### GIVEN PROBLEM
From the entries below, extract every line that includes the word "ネットワーク機器".

### Rows from a figure dataset
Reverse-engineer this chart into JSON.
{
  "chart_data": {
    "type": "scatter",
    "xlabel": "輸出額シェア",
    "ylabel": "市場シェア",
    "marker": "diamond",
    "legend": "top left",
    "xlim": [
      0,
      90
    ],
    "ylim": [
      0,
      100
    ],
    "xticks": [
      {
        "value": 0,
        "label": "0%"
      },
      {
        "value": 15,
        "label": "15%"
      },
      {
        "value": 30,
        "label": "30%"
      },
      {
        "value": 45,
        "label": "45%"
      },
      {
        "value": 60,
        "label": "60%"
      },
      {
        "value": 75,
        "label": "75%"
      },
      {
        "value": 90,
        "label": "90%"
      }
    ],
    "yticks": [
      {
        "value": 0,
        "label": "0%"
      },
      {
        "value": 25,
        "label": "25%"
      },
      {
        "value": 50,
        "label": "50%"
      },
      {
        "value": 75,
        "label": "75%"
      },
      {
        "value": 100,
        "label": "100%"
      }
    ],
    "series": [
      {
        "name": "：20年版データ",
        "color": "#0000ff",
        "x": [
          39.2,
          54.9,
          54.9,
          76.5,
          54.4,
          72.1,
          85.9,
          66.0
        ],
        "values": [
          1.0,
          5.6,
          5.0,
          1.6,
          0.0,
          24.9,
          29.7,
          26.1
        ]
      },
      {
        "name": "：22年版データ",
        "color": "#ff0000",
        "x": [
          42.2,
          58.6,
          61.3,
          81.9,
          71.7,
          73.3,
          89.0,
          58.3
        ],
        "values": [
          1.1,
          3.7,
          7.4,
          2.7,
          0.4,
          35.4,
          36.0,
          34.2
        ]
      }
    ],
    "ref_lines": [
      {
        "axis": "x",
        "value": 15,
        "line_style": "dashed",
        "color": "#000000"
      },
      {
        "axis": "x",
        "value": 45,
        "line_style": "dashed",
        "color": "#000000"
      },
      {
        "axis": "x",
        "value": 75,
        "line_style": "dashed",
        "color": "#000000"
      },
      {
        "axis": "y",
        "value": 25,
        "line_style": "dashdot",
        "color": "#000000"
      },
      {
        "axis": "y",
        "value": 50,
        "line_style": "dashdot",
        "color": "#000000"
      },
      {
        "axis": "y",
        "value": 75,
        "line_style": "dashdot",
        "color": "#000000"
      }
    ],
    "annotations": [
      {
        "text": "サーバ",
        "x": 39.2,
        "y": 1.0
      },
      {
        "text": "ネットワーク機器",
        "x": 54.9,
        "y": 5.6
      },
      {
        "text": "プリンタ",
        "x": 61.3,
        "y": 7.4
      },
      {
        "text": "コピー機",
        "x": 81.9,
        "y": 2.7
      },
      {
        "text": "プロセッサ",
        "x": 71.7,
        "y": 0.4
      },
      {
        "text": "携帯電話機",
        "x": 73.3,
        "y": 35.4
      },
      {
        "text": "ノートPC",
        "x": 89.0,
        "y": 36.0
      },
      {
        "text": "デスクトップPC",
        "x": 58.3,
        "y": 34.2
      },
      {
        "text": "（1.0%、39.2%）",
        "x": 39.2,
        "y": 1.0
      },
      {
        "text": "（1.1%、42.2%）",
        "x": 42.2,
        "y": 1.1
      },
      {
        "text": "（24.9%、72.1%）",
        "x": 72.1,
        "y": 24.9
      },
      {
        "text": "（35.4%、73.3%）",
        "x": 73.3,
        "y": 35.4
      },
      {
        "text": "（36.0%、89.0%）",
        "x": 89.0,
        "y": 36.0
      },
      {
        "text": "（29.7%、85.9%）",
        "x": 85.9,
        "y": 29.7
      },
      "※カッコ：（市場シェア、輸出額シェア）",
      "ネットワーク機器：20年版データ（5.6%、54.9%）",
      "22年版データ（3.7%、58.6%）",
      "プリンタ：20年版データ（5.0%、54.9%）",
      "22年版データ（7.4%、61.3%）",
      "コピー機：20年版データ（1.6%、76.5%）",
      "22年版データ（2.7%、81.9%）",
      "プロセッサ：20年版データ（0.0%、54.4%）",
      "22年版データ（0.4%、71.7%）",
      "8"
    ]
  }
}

### EXERCISE RESULT
        "text": "ネットワーク機器",
      "ネットワーク機器：20年版データ（5.6%、54.9%）",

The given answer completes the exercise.